_PROBLEM_
Would you output all the lines below precisely as they stand, leaving each picture out?

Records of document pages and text
____________

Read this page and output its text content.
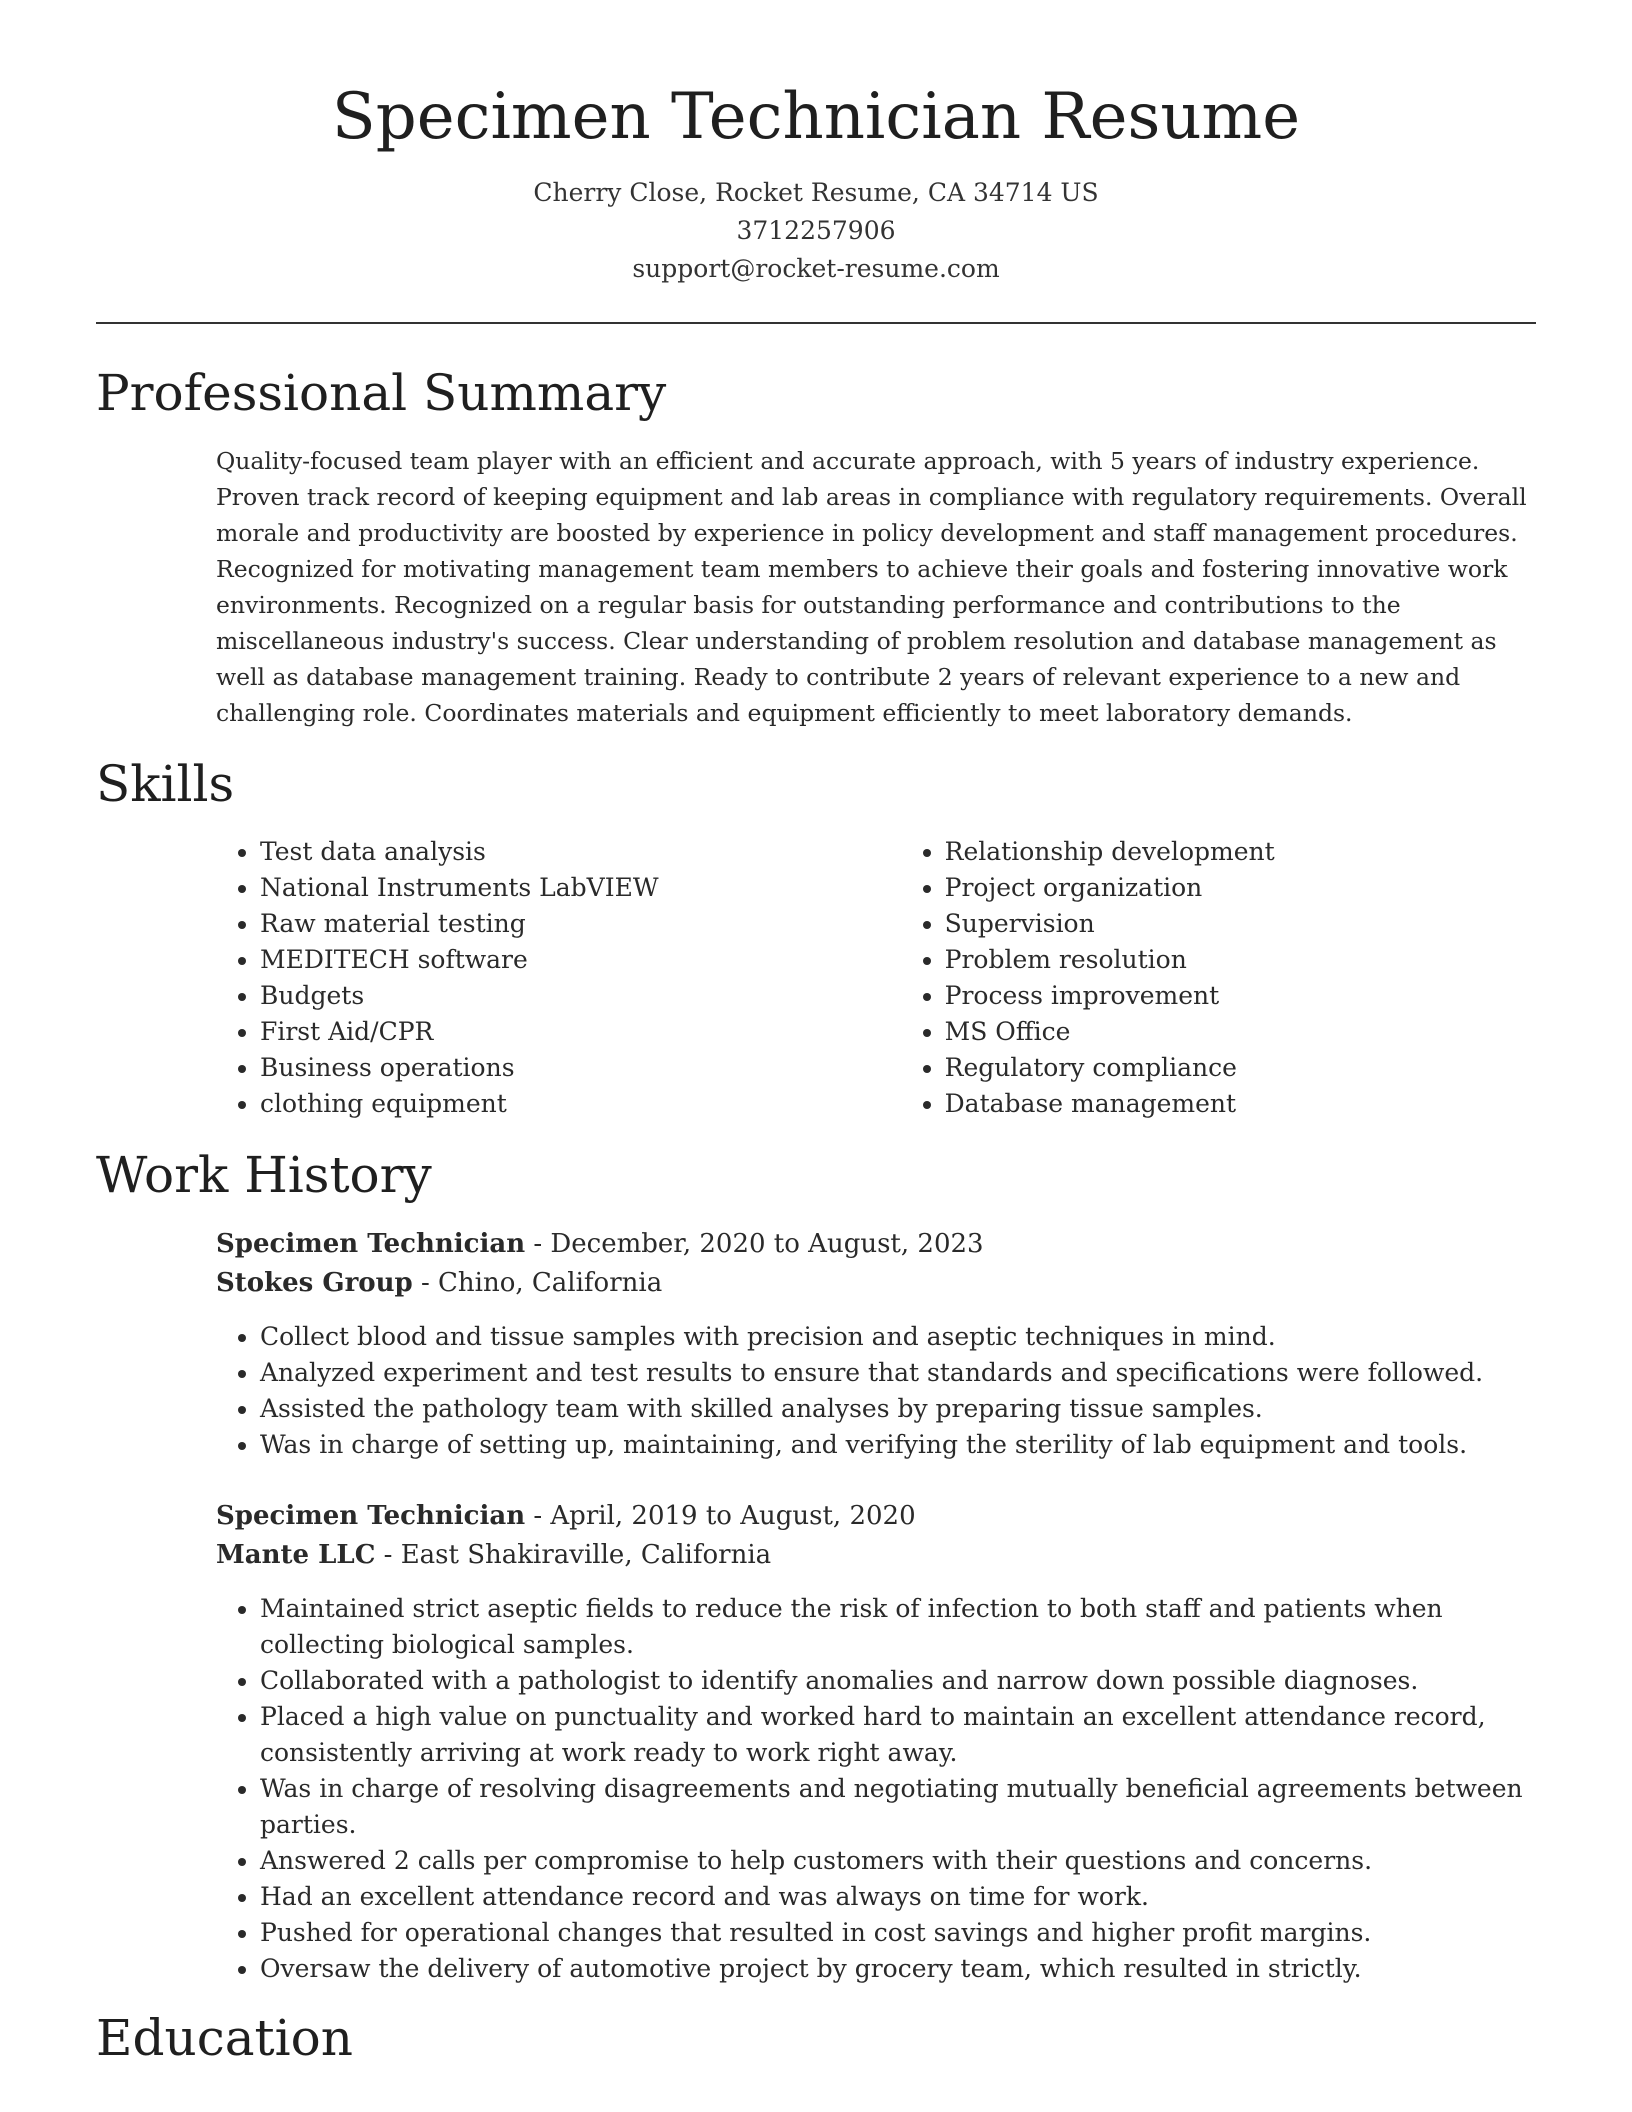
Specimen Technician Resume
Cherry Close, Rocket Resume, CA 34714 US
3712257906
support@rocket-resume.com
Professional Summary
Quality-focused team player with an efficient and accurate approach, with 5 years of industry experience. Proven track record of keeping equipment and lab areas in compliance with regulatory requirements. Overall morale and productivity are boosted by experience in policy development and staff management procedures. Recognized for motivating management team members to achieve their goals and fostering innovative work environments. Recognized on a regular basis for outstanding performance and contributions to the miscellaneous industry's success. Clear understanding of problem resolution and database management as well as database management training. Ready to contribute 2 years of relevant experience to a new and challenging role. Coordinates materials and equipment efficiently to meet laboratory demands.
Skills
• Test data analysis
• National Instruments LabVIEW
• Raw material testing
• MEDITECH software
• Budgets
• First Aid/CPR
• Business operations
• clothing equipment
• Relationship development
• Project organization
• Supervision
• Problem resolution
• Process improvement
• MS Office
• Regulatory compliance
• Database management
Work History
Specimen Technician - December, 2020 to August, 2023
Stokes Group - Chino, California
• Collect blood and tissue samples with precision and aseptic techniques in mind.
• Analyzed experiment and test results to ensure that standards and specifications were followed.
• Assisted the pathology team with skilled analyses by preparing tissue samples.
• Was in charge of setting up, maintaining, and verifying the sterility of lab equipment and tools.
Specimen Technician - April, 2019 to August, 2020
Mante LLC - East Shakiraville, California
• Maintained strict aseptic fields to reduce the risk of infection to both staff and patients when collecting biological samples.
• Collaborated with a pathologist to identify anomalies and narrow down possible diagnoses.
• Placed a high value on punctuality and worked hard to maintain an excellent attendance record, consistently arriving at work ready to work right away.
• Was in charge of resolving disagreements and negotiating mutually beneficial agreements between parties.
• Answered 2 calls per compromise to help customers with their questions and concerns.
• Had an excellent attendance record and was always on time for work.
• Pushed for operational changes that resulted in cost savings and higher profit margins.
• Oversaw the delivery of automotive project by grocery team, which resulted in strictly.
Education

____________

_SOLUTION FOR THIS EXERCISE_
Read this page and output its text content.
Specimen Technician Resume
Cherry Close, Rocket Resume, CA 34714 US
3712257906
support@rocket-resume.com
Professional Summary
Quality-focused team player with an efficient and accurate approach, with 5 years of industry experience. Proven track record of keeping equipment and lab areas in compliance with regulatory requirements. Overall morale and productivity are boosted by experience in policy development and staff management procedures. Recognized for motivating management team members to achieve their goals and fostering innovative work environments. Recognized on a regular basis for outstanding performance and contributions to the miscellaneous industry's success. Clear understanding of problem resolution and database management as well as database management training. Ready to contribute 2 years of relevant experience to a new and challenging role. Coordinates materials and equipment efficiently to meet laboratory demands.
Skills
• Test data analysis
• National Instruments LabVIEW
• Raw material testing
• MEDITECH software
• Budgets
• First Aid/CPR
• Business operations
• clothing equipment
• Relationship development
• Project organization
• Supervision
• Problem resolution
• Process improvement
• MS Office
• Regulatory compliance
• Database management
Work History
Specimen Technician - December, 2020 to August, 2023
Stokes Group - Chino, California
• Collect blood and tissue samples with precision and aseptic techniques in mind.
• Analyzed experiment and test results to ensure that standards and specifications were followed.
• Assisted the pathology team with skilled analyses by preparing tissue samples.
• Was in charge of setting up, maintaining, and verifying the sterility of lab equipment and tools.
Specimen Technician - April, 2019 to August, 2020
Mante LLC - East Shakiraville, California
• Maintained strict aseptic fields to reduce the risk of infection to both staff and patients when collecting biological samples.
• Collaborated with a pathologist to identify anomalies and narrow down possible diagnoses.
• Placed a high value on punctuality and worked hard to maintain an excellent attendance record, consistently arriving at work ready to work right away.
• Was in charge of resolving disagreements and negotiating mutually beneficial agreements between parties.
• Answered 2 calls per compromise to help customers with their questions and concerns.
• Had an excellent attendance record and was always on time for work.
• Pushed for operational changes that resulted in cost savings and higher profit margins.
• Oversaw the delivery of automotive project by grocery team, which resulted in strictly.
Education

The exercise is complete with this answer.